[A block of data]
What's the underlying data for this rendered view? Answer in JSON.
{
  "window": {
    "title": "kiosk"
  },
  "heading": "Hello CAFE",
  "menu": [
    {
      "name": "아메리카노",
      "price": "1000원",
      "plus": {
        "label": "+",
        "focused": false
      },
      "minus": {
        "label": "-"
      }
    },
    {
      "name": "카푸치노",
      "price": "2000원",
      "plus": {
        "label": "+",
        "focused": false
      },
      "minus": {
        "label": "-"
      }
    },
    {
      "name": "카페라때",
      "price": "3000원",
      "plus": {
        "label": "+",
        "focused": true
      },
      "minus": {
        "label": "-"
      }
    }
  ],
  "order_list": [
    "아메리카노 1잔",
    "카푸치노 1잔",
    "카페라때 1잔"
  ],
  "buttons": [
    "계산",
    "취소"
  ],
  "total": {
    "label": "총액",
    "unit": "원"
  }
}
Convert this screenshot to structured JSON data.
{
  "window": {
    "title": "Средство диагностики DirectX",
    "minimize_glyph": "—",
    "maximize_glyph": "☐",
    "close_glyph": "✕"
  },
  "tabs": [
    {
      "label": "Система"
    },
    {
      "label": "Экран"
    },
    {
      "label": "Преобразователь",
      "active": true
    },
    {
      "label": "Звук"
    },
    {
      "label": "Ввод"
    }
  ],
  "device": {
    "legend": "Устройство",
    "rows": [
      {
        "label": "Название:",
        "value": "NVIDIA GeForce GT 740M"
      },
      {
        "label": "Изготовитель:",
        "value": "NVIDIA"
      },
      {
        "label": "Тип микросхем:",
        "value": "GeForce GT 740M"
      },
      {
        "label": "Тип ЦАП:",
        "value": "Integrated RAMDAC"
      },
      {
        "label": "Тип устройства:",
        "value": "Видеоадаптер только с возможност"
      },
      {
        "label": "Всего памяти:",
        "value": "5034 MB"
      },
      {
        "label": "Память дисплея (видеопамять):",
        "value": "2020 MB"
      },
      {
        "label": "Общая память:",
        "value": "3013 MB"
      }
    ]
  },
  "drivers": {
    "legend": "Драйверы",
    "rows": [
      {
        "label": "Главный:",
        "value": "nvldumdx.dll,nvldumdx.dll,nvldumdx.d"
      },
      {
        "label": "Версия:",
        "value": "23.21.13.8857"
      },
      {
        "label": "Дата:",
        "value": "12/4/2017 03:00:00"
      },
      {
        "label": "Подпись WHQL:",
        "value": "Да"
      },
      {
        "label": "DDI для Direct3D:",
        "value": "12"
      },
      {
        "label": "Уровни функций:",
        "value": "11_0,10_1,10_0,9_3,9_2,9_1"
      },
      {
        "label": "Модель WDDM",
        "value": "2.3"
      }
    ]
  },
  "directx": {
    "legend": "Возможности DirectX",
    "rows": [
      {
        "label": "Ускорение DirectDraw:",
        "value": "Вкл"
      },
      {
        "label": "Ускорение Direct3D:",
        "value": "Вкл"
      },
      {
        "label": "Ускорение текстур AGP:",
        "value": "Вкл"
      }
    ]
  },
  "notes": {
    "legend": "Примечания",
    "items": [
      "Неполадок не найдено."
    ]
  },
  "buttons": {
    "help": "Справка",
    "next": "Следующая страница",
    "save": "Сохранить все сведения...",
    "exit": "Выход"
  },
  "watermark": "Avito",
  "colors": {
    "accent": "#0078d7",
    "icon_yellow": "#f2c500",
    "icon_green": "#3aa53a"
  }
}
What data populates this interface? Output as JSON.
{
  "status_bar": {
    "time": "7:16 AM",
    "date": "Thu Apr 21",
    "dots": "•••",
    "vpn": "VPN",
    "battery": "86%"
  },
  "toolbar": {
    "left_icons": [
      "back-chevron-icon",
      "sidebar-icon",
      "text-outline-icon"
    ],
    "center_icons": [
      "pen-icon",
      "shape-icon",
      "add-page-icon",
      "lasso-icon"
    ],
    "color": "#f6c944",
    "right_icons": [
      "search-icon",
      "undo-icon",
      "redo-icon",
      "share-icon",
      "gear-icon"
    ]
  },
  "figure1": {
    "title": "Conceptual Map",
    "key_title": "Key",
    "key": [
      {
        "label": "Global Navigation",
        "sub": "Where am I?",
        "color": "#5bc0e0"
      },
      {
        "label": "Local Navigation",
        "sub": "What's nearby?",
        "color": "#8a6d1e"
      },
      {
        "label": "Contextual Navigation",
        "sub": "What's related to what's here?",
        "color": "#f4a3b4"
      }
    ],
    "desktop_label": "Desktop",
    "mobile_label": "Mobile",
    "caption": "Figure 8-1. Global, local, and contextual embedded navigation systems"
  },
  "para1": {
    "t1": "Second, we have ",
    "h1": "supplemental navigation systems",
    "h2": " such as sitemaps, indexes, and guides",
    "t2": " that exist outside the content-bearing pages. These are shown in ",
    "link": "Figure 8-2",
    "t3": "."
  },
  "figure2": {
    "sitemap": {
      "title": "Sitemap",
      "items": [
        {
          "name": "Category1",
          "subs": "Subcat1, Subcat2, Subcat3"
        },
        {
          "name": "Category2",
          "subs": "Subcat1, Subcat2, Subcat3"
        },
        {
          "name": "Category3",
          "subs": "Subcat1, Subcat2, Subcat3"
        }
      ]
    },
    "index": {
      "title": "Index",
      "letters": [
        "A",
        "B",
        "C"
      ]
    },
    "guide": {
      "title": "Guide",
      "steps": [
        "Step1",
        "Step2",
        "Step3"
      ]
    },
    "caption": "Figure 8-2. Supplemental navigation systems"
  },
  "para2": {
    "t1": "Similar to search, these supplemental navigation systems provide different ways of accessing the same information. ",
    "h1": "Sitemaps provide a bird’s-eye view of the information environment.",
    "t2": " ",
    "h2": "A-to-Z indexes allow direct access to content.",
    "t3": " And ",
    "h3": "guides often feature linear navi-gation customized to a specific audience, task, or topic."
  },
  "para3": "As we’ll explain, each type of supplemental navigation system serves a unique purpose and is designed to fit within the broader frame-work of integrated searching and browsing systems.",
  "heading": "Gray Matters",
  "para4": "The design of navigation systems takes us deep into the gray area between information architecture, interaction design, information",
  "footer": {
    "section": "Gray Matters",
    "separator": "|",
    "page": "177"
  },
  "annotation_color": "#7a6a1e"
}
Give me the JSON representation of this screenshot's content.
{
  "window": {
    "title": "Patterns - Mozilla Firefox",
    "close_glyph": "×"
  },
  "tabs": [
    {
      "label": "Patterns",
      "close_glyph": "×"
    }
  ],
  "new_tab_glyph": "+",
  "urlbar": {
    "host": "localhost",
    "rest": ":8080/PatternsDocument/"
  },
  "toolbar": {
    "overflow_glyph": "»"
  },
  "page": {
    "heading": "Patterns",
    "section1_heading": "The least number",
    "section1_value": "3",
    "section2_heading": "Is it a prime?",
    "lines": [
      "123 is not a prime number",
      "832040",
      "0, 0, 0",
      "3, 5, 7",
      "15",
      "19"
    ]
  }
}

Problem description
Go through the listing above and list every line that has the word "name".

Final result
      "name": "아메리카노",
      "name": "카푸치노",
      "name": "카페라때",
          "name": "Category1",
          "name": "Category2",
          "name": "Category3",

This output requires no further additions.